_Set of tasks_:
1. In the op-ed on Obama and national security, restate the passage from "But eight years" to "around the world.", substituting "spirited" for "vigorous".
2. Answer these questions using the op-ed on Obama and national security:
(a) How long did the writer spend in Iraq?
(b) By what year does McCain promise to have American forces out of Iraq?
(c) Who is now echoing Obama's call for more troops in Afghanistan?
3. Summarize the op-ed on Obama and national security in two sentences.

_Given text_:
Special to The Times
National security is supposed to be the Republicans' strength. That has not been the case in recent years as the Republicans have stumbled into one mess after another. These missteps have provided Sen. Barack Obama an opportunity to make national security his issue.
Public polling shows that Democrats have suffered from a "national-security deficit" for decades. The two basic Democratic approaches to this deficit — pivot to domestic policy or parrot GOP toughness — have failed to reassure the American people.
But eight years of George W. Bush's foreign policy have weakened the Republicans' claim to national-security competence. Obama seems to recognize this and has not shied away from a vigorous debate about foreign affairs.
Coming from the party less trusted on security and unable to rely on meaty foreign-policy credentials, Obama's policies have to be twice as smart. Ironically, it is this supposed foreign-policy lightweight whose ideas are gaining the most traction around the world.
Calling the Iraq invasion a strategic blunder in 2002 was prescient, but it is Obama's 2008 strategy to end the war in Iraq that should matter most to voters.
Having spent 15 months in Iraq and seeing the failed policies there firsthand, it certainly matters to me. Iraqi Prime Minister Nouri al-Maliki has essentially endorsed Obama's plan, President Bush now supports bringing home U.S. troops under a euphemistic "general time horizon," and even the presumptive Republican presidential nominee, Sen. John McCain, promises to have American forces out of Iraq by 2013. Indeed, when it comes to Iraq, Obama has been ahead of everybody else.
Long ridiculed by Republicans for his willingness to meet with leaders from Iran, Obama's approach has been partially adopted by the Bush administration. Sending the State Department's top ambassador to meet with the Iranians signals that diplomacy, rather than the saber-rattling, is a better bet to halt the Iranian nuclear program.
Finally, Obama's long-standing emphasis on renewing the "forgotten war" against al-Qaida and the Taliban in Afghanistan is now being echoed by the secretary of defense and even McCain, both calling for more troops to be deployed there.
Obama must continue to press the fact that his foreign-policy ideas — not McCain's — are gaining traction in the real world. He should continue to challenge McCain on national security and resist any temptation to focus exclusively on the Democrat's bread-and-butter domestic issues.

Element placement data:
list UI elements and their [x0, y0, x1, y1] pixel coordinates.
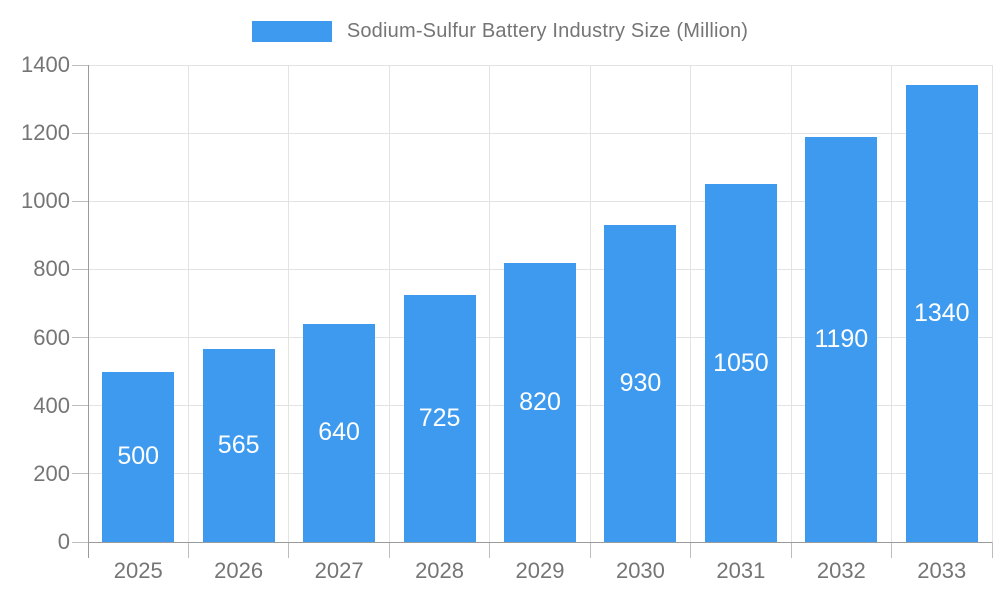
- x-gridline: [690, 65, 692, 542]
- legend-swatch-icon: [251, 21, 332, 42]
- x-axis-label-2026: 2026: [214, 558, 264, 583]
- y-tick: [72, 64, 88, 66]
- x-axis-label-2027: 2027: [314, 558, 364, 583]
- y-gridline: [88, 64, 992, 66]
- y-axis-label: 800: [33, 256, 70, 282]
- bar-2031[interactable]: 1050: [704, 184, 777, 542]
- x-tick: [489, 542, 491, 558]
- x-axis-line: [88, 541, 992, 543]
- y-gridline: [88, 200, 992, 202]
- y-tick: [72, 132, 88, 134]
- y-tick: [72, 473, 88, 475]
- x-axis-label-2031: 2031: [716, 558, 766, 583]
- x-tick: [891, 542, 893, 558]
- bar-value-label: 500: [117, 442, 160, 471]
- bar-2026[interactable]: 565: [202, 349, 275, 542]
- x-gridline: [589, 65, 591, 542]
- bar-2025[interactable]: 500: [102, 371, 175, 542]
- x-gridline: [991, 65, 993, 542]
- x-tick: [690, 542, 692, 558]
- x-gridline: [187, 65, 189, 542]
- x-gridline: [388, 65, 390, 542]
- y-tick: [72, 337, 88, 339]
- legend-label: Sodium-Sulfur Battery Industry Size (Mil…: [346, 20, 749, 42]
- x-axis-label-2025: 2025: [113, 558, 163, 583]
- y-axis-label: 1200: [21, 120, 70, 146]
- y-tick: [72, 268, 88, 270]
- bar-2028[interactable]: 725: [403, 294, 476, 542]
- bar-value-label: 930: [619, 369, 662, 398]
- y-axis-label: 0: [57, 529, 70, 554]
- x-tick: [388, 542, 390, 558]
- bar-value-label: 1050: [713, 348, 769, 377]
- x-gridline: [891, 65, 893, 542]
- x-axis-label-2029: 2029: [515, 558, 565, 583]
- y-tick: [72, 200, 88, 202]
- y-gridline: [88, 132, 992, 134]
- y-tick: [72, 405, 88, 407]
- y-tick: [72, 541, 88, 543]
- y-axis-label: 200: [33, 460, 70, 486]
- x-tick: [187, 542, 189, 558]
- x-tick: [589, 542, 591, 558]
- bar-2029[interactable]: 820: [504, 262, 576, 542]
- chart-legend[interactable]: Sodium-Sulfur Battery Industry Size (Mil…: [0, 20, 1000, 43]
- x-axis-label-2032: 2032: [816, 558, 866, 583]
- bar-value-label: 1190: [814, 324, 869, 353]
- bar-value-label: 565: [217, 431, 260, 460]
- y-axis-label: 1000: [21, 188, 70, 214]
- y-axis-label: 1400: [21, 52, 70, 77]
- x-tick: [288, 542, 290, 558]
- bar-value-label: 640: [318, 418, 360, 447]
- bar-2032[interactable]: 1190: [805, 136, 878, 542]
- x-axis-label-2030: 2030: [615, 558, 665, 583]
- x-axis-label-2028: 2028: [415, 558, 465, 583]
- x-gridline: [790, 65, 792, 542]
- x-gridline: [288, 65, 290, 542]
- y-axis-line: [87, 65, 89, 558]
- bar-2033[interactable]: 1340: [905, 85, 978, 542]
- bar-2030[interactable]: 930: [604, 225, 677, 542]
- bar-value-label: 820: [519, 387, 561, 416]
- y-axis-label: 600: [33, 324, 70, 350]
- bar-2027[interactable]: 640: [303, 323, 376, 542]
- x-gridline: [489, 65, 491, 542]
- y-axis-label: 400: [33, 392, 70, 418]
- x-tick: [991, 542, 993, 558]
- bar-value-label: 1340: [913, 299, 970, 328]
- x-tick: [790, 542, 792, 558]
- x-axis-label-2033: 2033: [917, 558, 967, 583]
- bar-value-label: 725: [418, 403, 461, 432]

_Exercise answers_:
1.
But eight years of George W. Bush's foreign policy have weakened the Republicans' claim to national-security competence. Obama seems to recognize this and has not shied away from a spirited debate about foreign affairs.
Coming from the party less trusted on security and unable to rely on meaty foreign-policy credentials, Obama's policies have to be twice as smart. Ironically, it is this supposed foreign-policy lightweight whose ideas are gaining the most traction around the world.

2.
(a) 15 months.
(b) 2013.
(c) The secretary of defense and McCain.

3. Eight years of Bush's foreign policy have weakened the Republicans' claim to national-security competence, and Obama has used this to make national security his issue. His ideas on Iraq, Iran and Afghanistan are gaining traction, and he should keep challenging McCain on national security rather than focus only on domestic issues.